### Spatial layout data:

····················

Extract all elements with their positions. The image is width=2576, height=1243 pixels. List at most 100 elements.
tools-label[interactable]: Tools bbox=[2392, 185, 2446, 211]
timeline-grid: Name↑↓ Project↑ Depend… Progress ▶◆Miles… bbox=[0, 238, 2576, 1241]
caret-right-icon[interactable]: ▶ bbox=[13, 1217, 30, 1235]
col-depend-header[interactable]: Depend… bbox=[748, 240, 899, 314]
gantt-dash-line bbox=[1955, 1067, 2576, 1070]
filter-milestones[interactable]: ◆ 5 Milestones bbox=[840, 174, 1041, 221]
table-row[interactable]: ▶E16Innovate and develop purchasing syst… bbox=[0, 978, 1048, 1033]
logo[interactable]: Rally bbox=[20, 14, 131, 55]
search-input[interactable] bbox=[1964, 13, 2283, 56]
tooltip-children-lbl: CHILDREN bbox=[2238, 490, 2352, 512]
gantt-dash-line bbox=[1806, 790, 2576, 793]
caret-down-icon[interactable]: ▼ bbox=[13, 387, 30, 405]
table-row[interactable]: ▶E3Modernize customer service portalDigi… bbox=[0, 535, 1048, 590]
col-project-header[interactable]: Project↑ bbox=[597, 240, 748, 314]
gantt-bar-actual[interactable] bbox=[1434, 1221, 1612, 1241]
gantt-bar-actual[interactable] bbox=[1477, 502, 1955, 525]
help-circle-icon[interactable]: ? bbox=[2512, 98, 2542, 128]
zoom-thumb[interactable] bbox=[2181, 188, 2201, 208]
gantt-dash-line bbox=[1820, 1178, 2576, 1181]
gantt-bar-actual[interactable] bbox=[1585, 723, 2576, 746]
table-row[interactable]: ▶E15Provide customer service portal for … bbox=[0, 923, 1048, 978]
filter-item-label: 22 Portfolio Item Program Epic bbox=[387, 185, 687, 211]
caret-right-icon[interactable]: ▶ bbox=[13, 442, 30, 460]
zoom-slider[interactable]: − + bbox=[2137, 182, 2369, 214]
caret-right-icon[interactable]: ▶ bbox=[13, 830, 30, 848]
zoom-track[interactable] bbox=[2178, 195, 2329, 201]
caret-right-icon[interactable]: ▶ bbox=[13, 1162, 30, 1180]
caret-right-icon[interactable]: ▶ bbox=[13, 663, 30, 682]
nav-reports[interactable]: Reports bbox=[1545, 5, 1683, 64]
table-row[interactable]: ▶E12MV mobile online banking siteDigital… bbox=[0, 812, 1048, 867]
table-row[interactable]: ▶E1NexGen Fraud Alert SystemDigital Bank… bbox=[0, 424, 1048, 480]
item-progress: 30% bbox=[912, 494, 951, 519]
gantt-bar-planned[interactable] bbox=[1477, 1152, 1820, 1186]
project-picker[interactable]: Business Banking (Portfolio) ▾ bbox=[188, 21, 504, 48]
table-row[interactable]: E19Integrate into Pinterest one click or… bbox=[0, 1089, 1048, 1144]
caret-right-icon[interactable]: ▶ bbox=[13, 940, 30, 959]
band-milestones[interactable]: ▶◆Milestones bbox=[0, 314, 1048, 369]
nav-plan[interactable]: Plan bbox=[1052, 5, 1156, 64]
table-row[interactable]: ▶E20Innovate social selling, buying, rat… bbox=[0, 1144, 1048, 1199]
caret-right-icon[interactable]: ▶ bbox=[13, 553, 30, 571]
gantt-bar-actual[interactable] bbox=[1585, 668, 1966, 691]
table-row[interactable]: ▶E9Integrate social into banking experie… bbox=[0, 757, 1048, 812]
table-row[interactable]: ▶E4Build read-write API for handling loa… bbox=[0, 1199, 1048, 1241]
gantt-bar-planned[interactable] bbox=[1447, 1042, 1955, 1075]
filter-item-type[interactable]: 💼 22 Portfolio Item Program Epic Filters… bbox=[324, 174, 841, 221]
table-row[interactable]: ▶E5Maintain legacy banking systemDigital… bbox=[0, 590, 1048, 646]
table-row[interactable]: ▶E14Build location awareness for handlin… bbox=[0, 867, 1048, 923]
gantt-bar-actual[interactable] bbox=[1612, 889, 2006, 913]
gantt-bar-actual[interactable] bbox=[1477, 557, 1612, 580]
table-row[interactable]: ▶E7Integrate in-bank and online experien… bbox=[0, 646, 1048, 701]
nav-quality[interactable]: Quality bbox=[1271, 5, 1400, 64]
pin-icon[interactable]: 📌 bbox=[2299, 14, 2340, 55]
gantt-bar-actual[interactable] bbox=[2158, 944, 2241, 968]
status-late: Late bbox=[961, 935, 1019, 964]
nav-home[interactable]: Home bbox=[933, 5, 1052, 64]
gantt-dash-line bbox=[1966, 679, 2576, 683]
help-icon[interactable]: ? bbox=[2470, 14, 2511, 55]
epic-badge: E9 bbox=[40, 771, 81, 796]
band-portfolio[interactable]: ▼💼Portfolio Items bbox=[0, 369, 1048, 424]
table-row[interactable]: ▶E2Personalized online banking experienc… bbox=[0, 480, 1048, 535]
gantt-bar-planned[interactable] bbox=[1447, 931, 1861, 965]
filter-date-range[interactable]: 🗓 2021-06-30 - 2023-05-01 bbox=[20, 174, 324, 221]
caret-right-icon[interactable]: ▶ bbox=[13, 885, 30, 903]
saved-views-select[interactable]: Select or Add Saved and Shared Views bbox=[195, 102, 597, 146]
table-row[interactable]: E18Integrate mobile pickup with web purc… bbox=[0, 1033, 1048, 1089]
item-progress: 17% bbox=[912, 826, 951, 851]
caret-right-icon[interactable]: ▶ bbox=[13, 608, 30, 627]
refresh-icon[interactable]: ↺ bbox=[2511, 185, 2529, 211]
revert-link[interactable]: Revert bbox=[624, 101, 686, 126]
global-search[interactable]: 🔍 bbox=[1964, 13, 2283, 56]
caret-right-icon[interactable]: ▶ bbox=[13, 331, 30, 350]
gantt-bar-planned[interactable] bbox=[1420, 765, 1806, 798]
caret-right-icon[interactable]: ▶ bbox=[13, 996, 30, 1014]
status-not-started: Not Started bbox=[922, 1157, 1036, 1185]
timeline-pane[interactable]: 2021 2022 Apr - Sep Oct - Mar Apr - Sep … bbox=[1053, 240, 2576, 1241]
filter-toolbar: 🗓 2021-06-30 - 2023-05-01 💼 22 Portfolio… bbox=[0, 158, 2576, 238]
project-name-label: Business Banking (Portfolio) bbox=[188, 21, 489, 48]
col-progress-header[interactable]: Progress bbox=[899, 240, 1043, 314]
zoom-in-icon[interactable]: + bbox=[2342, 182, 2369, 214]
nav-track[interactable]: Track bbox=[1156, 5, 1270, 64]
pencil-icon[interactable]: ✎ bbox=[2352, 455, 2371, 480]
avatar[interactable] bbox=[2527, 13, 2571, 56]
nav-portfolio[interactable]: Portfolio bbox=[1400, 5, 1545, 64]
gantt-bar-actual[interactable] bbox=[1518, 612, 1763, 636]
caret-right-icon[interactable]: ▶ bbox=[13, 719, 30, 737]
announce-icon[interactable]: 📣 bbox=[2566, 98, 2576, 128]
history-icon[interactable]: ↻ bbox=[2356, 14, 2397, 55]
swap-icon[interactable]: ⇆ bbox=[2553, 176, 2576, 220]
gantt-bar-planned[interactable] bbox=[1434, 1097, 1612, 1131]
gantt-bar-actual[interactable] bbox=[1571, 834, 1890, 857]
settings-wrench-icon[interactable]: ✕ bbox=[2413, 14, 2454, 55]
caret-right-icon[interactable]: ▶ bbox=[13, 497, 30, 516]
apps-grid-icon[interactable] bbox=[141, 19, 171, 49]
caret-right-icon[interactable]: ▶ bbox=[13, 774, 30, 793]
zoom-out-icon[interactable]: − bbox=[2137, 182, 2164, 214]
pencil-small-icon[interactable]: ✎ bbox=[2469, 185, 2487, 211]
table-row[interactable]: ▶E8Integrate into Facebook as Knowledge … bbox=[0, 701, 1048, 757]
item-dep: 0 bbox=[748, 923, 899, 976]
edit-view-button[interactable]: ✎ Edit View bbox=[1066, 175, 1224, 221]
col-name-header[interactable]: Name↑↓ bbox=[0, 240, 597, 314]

····················

### REQUIREMENT:
Rename "gantt-dash-line" to "timeline-dash-line" in the entries, starting at the first line and ending at the line containing "filter-item-label: 22 Portfolio". Return only those lines, otherwise unchanged.

### EXERCISE SOLUTION:
Extract all elements with their positions. The image is width=2576, height=1243 pixels. List at most 100 elements.
tools-label[interactable]: Tools bbox=[2392, 185, 2446, 211]
timeline-grid: Name↑↓ Project↑ Depend… Progress ▶◆Miles… bbox=[0, 238, 2576, 1241]
caret-right-icon[interactable]: ▶ bbox=[13, 1217, 30, 1235]
col-depend-header[interactable]: Depend… bbox=[748, 240, 899, 314]
timeline-dash-line bbox=[1955, 1067, 2576, 1070]
filter-milestones[interactable]: ◆ 5 Milestones bbox=[840, 174, 1041, 221]
table-row[interactable]: ▶E16Innovate and develop purchasing syst… bbox=[0, 978, 1048, 1033]
logo[interactable]: Rally bbox=[20, 14, 131, 55]
search-input[interactable] bbox=[1964, 13, 2283, 56]
tooltip-children-lbl: CHILDREN bbox=[2238, 490, 2352, 512]
timeline-dash-line bbox=[1806, 790, 2576, 793]
caret-down-icon[interactable]: ▼ bbox=[13, 387, 30, 405]
table-row[interactable]: ▶E3Modernize customer service portalDigi… bbox=[0, 535, 1048, 590]
col-project-header[interactable]: Project↑ bbox=[597, 240, 748, 314]
gantt-bar-actual[interactable] bbox=[1434, 1221, 1612, 1241]
gantt-bar-actual[interactable] bbox=[1477, 502, 1955, 525]
help-circle-icon[interactable]: ? bbox=[2512, 98, 2542, 128]
zoom-thumb[interactable] bbox=[2181, 188, 2201, 208]
timeline-dash-line bbox=[1820, 1178, 2576, 1181]
gantt-bar-actual[interactable] bbox=[1585, 723, 2576, 746]
table-row[interactable]: ▶E15Provide customer service portal for … bbox=[0, 923, 1048, 978]
filter-item-label: 22 Portfolio Item Program Epic bbox=[387, 185, 687, 211]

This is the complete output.